## Supplied material
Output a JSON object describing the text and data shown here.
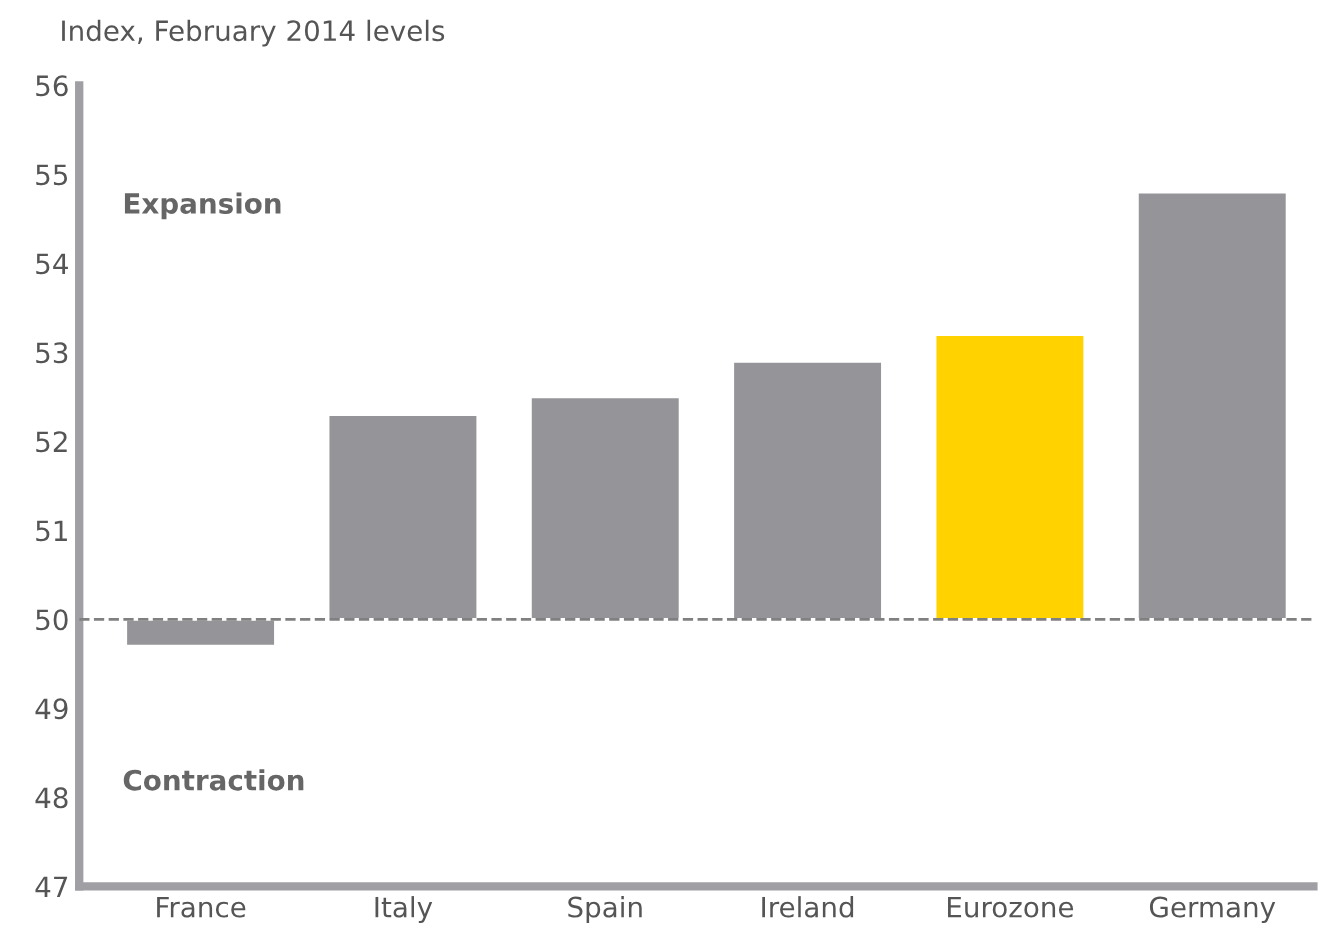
{
  "chart_data": {
    "type": "bar",
    "ylabel": "Index, February 2014 levels",
    "categories": [
      "France",
      "Italy",
      "Spain",
      "Ireland",
      "Eurozone",
      "Germany"
    ],
    "base": [
      50,
      50,
      50,
      50,
      50,
      50
    ],
    "values": [
      -0.3,
      2.3,
      2.5,
      2.9,
      3.2,
      4.8
    ],
    "colors": [
      "#959599",
      "#959599",
      "#959599",
      "#959599",
      "#ffd200",
      "#959599"
    ],
    "ylim": [
      47,
      56
    ],
    "yticks": [
      47,
      48,
      49,
      50,
      51,
      52,
      53,
      54,
      55,
      56
    ],
    "ref_lines": [
      {
        "axis": "y",
        "value": 50,
        "color": "#808080",
        "line_style": "dashed"
      }
    ],
    "annotations": [
      "Expansion",
      "Contraction"
    ],
    "grid": false,
    "legend": false
  }
}
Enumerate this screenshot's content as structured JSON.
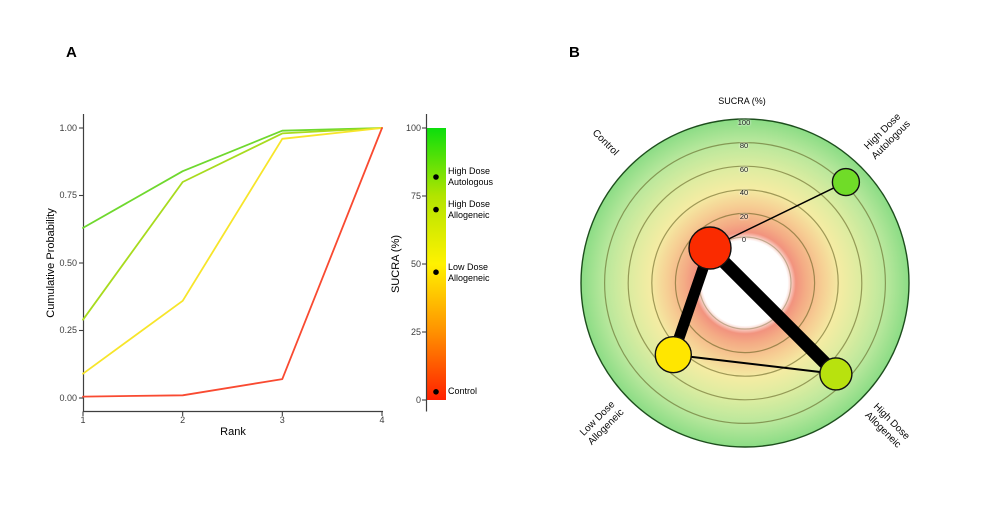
{
  "panels": {
    "a": {
      "label": "A",
      "y_axis": {
        "title": "Cumulative Probability",
        "tick_labels": [
          "1.00",
          "0.75",
          "0.50",
          "0.25",
          "0.00"
        ]
      },
      "x_axis": {
        "title": "Rank",
        "tick_labels": [
          "1",
          "2",
          "3",
          "4"
        ]
      },
      "colorbar": {
        "title": "SUCRA (%)",
        "tick_labels": [
          "100",
          "75",
          "50",
          "25",
          "0"
        ],
        "entries": [
          {
            "label": "High Dose\nAutologous",
            "value": 82
          },
          {
            "label": "High Dose\nAllogeneic",
            "value": 70
          },
          {
            "label": "Low Dose\nAllogeneic",
            "value": 47
          },
          {
            "label": "Control",
            "value": 3
          }
        ]
      }
    },
    "b": {
      "label": "B",
      "title": "SUCRA (%)",
      "ring_labels": [
        "100",
        "80",
        "60",
        "40",
        "20",
        "0"
      ],
      "node_labels": {
        "control": "Control",
        "high_dose_autologous": "High Dose\nAutologous",
        "low_dose_allogeneic": "Low Dose\nAllogeneic",
        "high_dose_allogeneic": "High Dose\nAllogeneic"
      }
    }
  },
  "chart_data": [
    {
      "type": "line",
      "title": "Cumulative ranking probability (SUCRA) curves",
      "xlabel": "Rank",
      "ylabel": "Cumulative Probability",
      "x": [
        1,
        2,
        3,
        4
      ],
      "ylim": [
        0,
        1
      ],
      "xlim": [
        1,
        4
      ],
      "grid": false,
      "series": [
        {
          "name": "High Dose Autologous",
          "sucra": 82,
          "values": [
            0.63,
            0.84,
            0.99,
            1.0
          ],
          "line_color": "#6FD82E"
        },
        {
          "name": "High Dose Allogeneic",
          "sucra": 70,
          "values": [
            0.29,
            0.8,
            0.98,
            1.0
          ],
          "line_color": "#A8DB1E"
        },
        {
          "name": "Low Dose Allogeneic",
          "sucra": 47,
          "values": [
            0.09,
            0.36,
            0.96,
            1.0
          ],
          "line_color": "#F7E52A"
        },
        {
          "name": "Control",
          "sucra": 3,
          "values": [
            0.005,
            0.01,
            0.07,
            1.0
          ],
          "line_color": "#F94A31"
        }
      ],
      "colorbar": {
        "label": "SUCRA (%)",
        "ticks": [
          0,
          25,
          50,
          75,
          100
        ],
        "stops": [
          {
            "at": 0,
            "color": "#FF2000"
          },
          {
            "at": 25,
            "color": "#FF9100"
          },
          {
            "at": 50,
            "color": "#FFF200"
          },
          {
            "at": 75,
            "color": "#B2E400"
          },
          {
            "at": 100,
            "color": "#0CDE0C"
          }
        ]
      }
    },
    {
      "type": "radial-network",
      "title": "SUCRA (%)",
      "ring_ticks": [
        0,
        20,
        40,
        60,
        80,
        100
      ],
      "nodes": [
        {
          "name": "Control",
          "sucra": 3,
          "angle_deg": 135,
          "color": "#FA2B00",
          "size": 21
        },
        {
          "name": "High Dose Autologous",
          "sucra": 82,
          "angle_deg": 45,
          "color": "#70DC28",
          "size": 13.5
        },
        {
          "name": "Low Dose Allogeneic",
          "sucra": 47,
          "angle_deg": 225,
          "color": "#FFE600",
          "size": 18
        },
        {
          "name": "High Dose Allogeneic",
          "sucra": 70,
          "angle_deg": 315,
          "color": "#B8E20E",
          "size": 16
        }
      ],
      "edges": [
        {
          "from": "Control",
          "to": "High Dose Autologous",
          "width": 1.5
        },
        {
          "from": "Low Dose Allogeneic",
          "to": "High Dose Allogeneic",
          "width": 2
        },
        {
          "from": "Control",
          "to": "Low Dose Allogeneic",
          "width": 11
        },
        {
          "from": "Control",
          "to": "High Dose Allogeneic",
          "width": 13
        }
      ]
    }
  ]
}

## Your objective
From the material above, gather all lines that include the string "JSON" and copy them.

## Written solution
Output a JSON object describing the text and data shown here.
Enumerate this screenshot's content as structured JSON.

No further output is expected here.